> **EXTRACTED RECORDS**
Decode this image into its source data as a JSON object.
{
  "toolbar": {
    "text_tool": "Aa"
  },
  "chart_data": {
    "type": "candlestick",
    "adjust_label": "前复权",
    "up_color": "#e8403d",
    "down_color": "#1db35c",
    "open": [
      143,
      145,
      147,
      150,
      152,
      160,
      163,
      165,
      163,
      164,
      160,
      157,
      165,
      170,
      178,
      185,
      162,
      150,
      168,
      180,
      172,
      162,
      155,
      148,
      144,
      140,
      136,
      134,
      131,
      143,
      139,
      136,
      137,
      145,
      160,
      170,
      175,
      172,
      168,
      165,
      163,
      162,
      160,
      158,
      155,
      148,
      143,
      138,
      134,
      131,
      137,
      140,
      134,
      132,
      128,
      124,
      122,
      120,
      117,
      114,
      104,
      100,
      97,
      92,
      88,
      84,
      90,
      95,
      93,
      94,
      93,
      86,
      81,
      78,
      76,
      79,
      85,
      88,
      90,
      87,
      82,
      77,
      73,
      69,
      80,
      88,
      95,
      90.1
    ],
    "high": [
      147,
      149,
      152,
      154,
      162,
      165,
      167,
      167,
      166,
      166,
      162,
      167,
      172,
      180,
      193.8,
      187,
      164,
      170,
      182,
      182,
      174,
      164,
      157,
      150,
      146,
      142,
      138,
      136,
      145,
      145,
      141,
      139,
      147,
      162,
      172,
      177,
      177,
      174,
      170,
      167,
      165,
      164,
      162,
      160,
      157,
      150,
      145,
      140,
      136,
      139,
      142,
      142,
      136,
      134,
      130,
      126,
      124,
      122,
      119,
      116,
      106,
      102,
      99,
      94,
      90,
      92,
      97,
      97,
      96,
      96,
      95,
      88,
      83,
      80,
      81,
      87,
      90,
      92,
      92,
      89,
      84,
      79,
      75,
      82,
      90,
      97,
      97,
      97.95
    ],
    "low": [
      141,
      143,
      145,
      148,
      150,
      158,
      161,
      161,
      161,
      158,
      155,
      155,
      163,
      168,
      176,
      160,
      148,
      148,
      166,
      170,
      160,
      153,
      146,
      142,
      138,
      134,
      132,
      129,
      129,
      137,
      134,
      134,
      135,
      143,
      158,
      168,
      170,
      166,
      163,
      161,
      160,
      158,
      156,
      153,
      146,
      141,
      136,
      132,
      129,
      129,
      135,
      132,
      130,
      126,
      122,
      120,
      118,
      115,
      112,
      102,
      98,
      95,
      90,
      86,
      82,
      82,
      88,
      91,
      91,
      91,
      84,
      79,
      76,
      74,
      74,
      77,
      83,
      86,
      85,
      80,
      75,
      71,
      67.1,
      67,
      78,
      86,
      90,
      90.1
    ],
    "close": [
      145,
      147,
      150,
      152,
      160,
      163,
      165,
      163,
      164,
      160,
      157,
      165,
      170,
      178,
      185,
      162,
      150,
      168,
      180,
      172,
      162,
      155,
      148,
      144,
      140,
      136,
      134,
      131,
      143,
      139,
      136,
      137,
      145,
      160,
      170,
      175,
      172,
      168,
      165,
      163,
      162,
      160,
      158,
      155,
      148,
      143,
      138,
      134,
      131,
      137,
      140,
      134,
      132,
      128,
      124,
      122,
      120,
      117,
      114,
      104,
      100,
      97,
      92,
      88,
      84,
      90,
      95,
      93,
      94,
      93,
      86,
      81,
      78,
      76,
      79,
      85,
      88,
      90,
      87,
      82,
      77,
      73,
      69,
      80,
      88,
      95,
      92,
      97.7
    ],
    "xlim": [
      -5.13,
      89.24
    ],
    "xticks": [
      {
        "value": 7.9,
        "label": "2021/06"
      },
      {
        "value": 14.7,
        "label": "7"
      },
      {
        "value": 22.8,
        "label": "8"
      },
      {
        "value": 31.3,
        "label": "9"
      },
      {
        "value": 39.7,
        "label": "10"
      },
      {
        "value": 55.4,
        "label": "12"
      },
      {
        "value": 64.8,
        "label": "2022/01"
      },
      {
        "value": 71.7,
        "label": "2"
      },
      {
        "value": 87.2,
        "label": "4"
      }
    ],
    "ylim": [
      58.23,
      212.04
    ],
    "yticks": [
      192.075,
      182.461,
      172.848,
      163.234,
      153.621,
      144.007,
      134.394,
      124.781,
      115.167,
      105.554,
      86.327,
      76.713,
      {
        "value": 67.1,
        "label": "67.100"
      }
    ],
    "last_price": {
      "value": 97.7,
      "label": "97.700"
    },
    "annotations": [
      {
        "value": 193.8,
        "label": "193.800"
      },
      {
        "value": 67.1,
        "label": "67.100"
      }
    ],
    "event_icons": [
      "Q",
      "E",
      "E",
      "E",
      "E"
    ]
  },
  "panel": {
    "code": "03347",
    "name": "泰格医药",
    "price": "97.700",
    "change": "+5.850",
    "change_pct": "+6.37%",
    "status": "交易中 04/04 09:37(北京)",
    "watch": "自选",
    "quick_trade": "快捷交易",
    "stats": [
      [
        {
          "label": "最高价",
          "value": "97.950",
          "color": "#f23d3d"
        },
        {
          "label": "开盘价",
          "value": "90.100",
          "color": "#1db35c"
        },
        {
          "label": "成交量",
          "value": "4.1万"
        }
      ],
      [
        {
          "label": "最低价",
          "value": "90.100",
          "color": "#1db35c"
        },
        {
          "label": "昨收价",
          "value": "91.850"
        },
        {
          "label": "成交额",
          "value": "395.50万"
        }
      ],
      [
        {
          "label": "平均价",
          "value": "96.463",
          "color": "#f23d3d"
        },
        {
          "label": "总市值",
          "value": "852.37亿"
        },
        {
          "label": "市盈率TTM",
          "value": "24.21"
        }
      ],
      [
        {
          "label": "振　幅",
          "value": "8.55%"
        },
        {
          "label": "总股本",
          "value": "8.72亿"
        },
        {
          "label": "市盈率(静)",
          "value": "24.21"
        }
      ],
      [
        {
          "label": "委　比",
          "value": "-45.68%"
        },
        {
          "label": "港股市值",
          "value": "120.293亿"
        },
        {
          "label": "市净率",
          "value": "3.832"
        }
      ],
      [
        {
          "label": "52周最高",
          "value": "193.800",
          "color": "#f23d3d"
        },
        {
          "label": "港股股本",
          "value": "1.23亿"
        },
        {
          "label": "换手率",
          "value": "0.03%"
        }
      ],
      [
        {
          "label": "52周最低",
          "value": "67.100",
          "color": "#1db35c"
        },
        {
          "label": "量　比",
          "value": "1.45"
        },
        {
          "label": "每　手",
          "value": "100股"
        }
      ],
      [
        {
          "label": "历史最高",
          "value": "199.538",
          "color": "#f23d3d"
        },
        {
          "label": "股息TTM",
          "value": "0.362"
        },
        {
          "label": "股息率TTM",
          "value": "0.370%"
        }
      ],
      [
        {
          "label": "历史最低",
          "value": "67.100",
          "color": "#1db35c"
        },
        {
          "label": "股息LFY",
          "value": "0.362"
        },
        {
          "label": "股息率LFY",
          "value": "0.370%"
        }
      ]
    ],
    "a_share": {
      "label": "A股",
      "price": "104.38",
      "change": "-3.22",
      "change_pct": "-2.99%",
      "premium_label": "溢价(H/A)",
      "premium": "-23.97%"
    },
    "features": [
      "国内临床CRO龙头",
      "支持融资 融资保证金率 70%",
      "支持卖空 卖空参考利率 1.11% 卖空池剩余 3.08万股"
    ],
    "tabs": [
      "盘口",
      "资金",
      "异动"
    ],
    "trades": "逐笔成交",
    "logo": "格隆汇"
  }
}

> **GIVEN PROBLEM**
Return the listing above in its exact form.

> **EXERCISE SOLUTION**
Decode this image into its source data as a JSON object.
{
  "toolbar": {
    "text_tool": "Aa"
  },
  "chart_data": {
    "type": "candlestick",
    "adjust_label": "前复权",
    "up_color": "#e8403d",
    "down_color": "#1db35c",
    "open": [
      143,
      145,
      147,
      150,
      152,
      160,
      163,
      165,
      163,
      164,
      160,
      157,
      165,
      170,
      178,
      185,
      162,
      150,
      168,
      180,
      172,
      162,
      155,
      148,
      144,
      140,
      136,
      134,
      131,
      143,
      139,
      136,
      137,
      145,
      160,
      170,
      175,
      172,
      168,
      165,
      163,
      162,
      160,
      158,
      155,
      148,
      143,
      138,
      134,
      131,
      137,
      140,
      134,
      132,
      128,
      124,
      122,
      120,
      117,
      114,
      104,
      100,
      97,
      92,
      88,
      84,
      90,
      95,
      93,
      94,
      93,
      86,
      81,
      78,
      76,
      79,
      85,
      88,
      90,
      87,
      82,
      77,
      73,
      69,
      80,
      88,
      95,
      90.1
    ],
    "high": [
      147,
      149,
      152,
      154,
      162,
      165,
      167,
      167,
      166,
      166,
      162,
      167,
      172,
      180,
      193.8,
      187,
      164,
      170,
      182,
      182,
      174,
      164,
      157,
      150,
      146,
      142,
      138,
      136,
      145,
      145,
      141,
      139,
      147,
      162,
      172,
      177,
      177,
      174,
      170,
      167,
      165,
      164,
      162,
      160,
      157,
      150,
      145,
      140,
      136,
      139,
      142,
      142,
      136,
      134,
      130,
      126,
      124,
      122,
      119,
      116,
      106,
      102,
      99,
      94,
      90,
      92,
      97,
      97,
      96,
      96,
      95,
      88,
      83,
      80,
      81,
      87,
      90,
      92,
      92,
      89,
      84,
      79,
      75,
      82,
      90,
      97,
      97,
      97.95
    ],
    "low": [
      141,
      143,
      145,
      148,
      150,
      158,
      161,
      161,
      161,
      158,
      155,
      155,
      163,
      168,
      176,
      160,
      148,
      148,
      166,
      170,
      160,
      153,
      146,
      142,
      138,
      134,
      132,
      129,
      129,
      137,
      134,
      134,
      135,
      143,
      158,
      168,
      170,
      166,
      163,
      161,
      160,
      158,
      156,
      153,
      146,
      141,
      136,
      132,
      129,
      129,
      135,
      132,
      130,
      126,
      122,
      120,
      118,
      115,
      112,
      102,
      98,
      95,
      90,
      86,
      82,
      82,
      88,
      91,
      91,
      91,
      84,
      79,
      76,
      74,
      74,
      77,
      83,
      86,
      85,
      80,
      75,
      71,
      67.1,
      67,
      78,
      86,
      90,
      90.1
    ],
    "close": [
      145,
      147,
      150,
      152,
      160,
      163,
      165,
      163,
      164,
      160,
      157,
      165,
      170,
      178,
      185,
      162,
      150,
      168,
      180,
      172,
      162,
      155,
      148,
      144,
      140,
      136,
      134,
      131,
      143,
      139,
      136,
      137,
      145,
      160,
      170,
      175,
      172,
      168,
      165,
      163,
      162,
      160,
      158,
      155,
      148,
      143,
      138,
      134,
      131,
      137,
      140,
      134,
      132,
      128,
      124,
      122,
      120,
      117,
      114,
      104,
      100,
      97,
      92,
      88,
      84,
      90,
      95,
      93,
      94,
      93,
      86,
      81,
      78,
      76,
      79,
      85,
      88,
      90,
      87,
      82,
      77,
      73,
      69,
      80,
      88,
      95,
      92,
      97.7
    ],
    "xlim": [
      -5.13,
      89.24
    ],
    "xticks": [
      {
        "value": 7.9,
        "label": "2021/06"
      },
      {
        "value": 14.7,
        "label": "7"
      },
      {
        "value": 22.8,
        "label": "8"
      },
      {
        "value": 31.3,
        "label": "9"
      },
      {
        "value": 39.7,
        "label": "10"
      },
      {
        "value": 55.4,
        "label": "12"
      },
      {
        "value": 64.8,
        "label": "2022/01"
      },
      {
        "value": 71.7,
        "label": "2"
      },
      {
        "value": 87.2,
        "label": "4"
      }
    ],
    "ylim": [
      58.23,
      212.04
    ],
    "yticks": [
      192.075,
      182.461,
      172.848,
      163.234,
      153.621,
      144.007,
      134.394,
      124.781,
      115.167,
      105.554,
      86.327,
      76.713,
      {
        "value": 67.1,
        "label": "67.100"
      }
    ],
    "last_price": {
      "value": 97.7,
      "label": "97.700"
    },
    "annotations": [
      {
        "value": 193.8,
        "label": "193.800"
      },
      {
        "value": 67.1,
        "label": "67.100"
      }
    ],
    "event_icons": [
      "Q",
      "E",
      "E",
      "E",
      "E"
    ]
  },
  "panel": {
    "code": "03347",
    "name": "泰格医药",
    "price": "97.700",
    "change": "+5.850",
    "change_pct": "+6.37%",
    "status": "交易中 04/04 09:37(北京)",
    "watch": "自选",
    "quick_trade": "快捷交易",
    "stats": [
      [
        {
          "label": "最高价",
          "value": "97.950",
          "color": "#f23d3d"
        },
        {
          "label": "开盘价",
          "value": "90.100",
          "color": "#1db35c"
        },
        {
          "label": "成交量",
          "value": "4.1万"
        }
      ],
      [
        {
          "label": "最低价",
          "value": "90.100",
          "color": "#1db35c"
        },
        {
          "label": "昨收价",
          "value": "91.850"
        },
        {
          "label": "成交额",
          "value": "395.50万"
        }
      ],
      [
        {
          "label": "平均价",
          "value": "96.463",
          "color": "#f23d3d"
        },
        {
          "label": "总市值",
          "value": "852.37亿"
        },
        {
          "label": "市盈率TTM",
          "value": "24.21"
        }
      ],
      [
        {
          "label": "振　幅",
          "value": "8.55%"
        },
        {
          "label": "总股本",
          "value": "8.72亿"
        },
        {
          "label": "市盈率(静)",
          "value": "24.21"
        }
      ],
      [
        {
          "label": "委　比",
          "value": "-45.68%"
        },
        {
          "label": "港股市值",
          "value": "120.293亿"
        },
        {
          "label": "市净率",
          "value": "3.832"
        }
      ],
      [
        {
          "label": "52周最高",
          "value": "193.800",
          "color": "#f23d3d"
        },
        {
          "label": "港股股本",
          "value": "1.23亿"
        },
        {
          "label": "换手率",
          "value": "0.03%"
        }
      ],
      [
        {
          "label": "52周最低",
          "value": "67.100",
          "color": "#1db35c"
        },
        {
          "label": "量　比",
          "value": "1.45"
        },
        {
          "label": "每　手",
          "value": "100股"
        }
      ],
      [
        {
          "label": "历史最高",
          "value": "199.538",
          "color": "#f23d3d"
        },
        {
          "label": "股息TTM",
          "value": "0.362"
        },
        {
          "label": "股息率TTM",
          "value": "0.370%"
        }
      ],
      [
        {
          "label": "历史最低",
          "value": "67.100",
          "color": "#1db35c"
        },
        {
          "label": "股息LFY",
          "value": "0.362"
        },
        {
          "label": "股息率LFY",
          "value": "0.370%"
        }
      ]
    ],
    "a_share": {
      "label": "A股",
      "price": "104.38",
      "change": "-3.22",
      "change_pct": "-2.99%",
      "premium_label": "溢价(H/A)",
      "premium": "-23.97%"
    },
    "features": [
      "国内临床CRO龙头",
      "支持融资 融资保证金率 70%",
      "支持卖空 卖空参考利率 1.11% 卖空池剩余 3.08万股"
    ],
    "tabs": [
      "盘口",
      "资金",
      "异动"
    ],
    "trades": "逐笔成交",
    "logo": "格隆汇"
  }
}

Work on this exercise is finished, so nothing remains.